Exercise goal:
The records that follow are to be repeated exactly, with the pictures removed.

--- Input rows ---

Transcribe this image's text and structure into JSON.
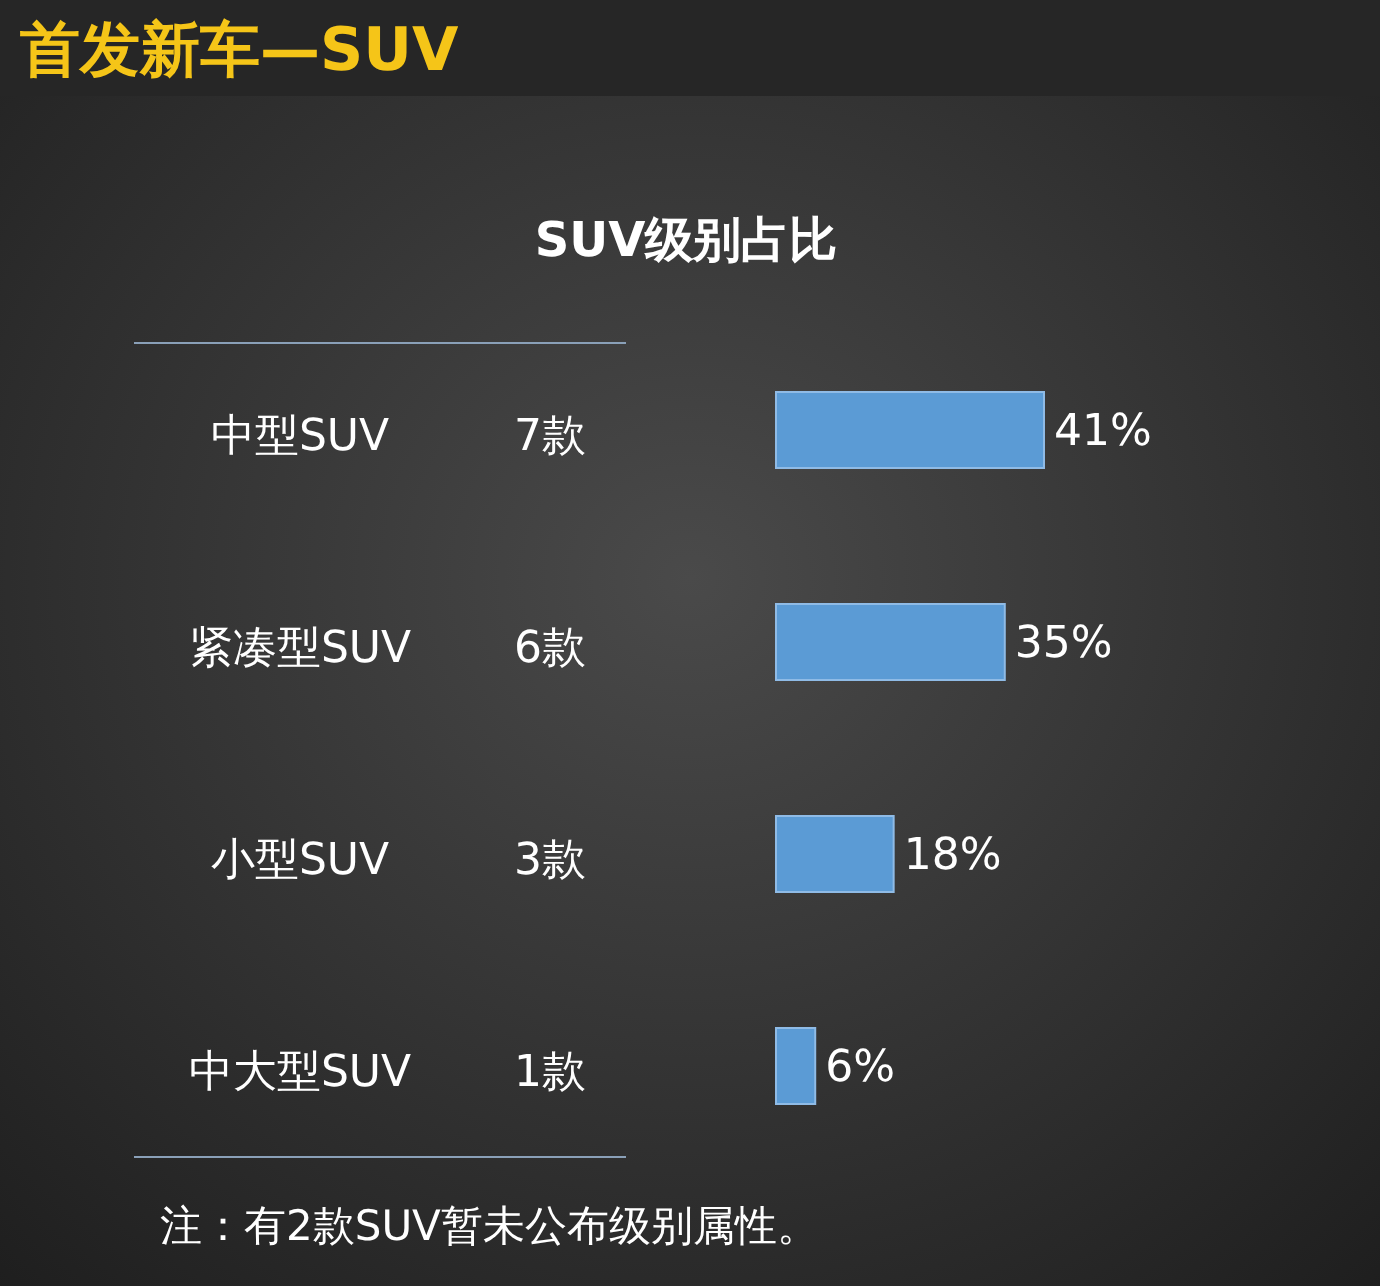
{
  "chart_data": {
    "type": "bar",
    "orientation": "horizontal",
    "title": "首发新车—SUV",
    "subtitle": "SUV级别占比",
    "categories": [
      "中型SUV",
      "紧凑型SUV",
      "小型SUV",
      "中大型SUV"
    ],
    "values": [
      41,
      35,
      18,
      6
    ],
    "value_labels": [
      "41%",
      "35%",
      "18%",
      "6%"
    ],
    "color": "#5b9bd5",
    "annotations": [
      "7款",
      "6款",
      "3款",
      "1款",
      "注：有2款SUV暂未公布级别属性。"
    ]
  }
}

---

Answer to the problem:
Transcribe this image's text and structure into JSON.
{
  "chart_data": {
    "type": "bar",
    "orientation": "horizontal",
    "title": "首发新车—SUV",
    "subtitle": "SUV级别占比",
    "categories": [
      "中型SUV",
      "紧凑型SUV",
      "小型SUV",
      "中大型SUV"
    ],
    "values": [
      41,
      35,
      18,
      6
    ],
    "value_labels": [
      "41%",
      "35%",
      "18%",
      "6%"
    ],
    "color": "#5b9bd5",
    "annotations": [
      "7款",
      "6款",
      "3款",
      "1款",
      "注：有2款SUV暂未公布级别属性。"
    ]
  }
}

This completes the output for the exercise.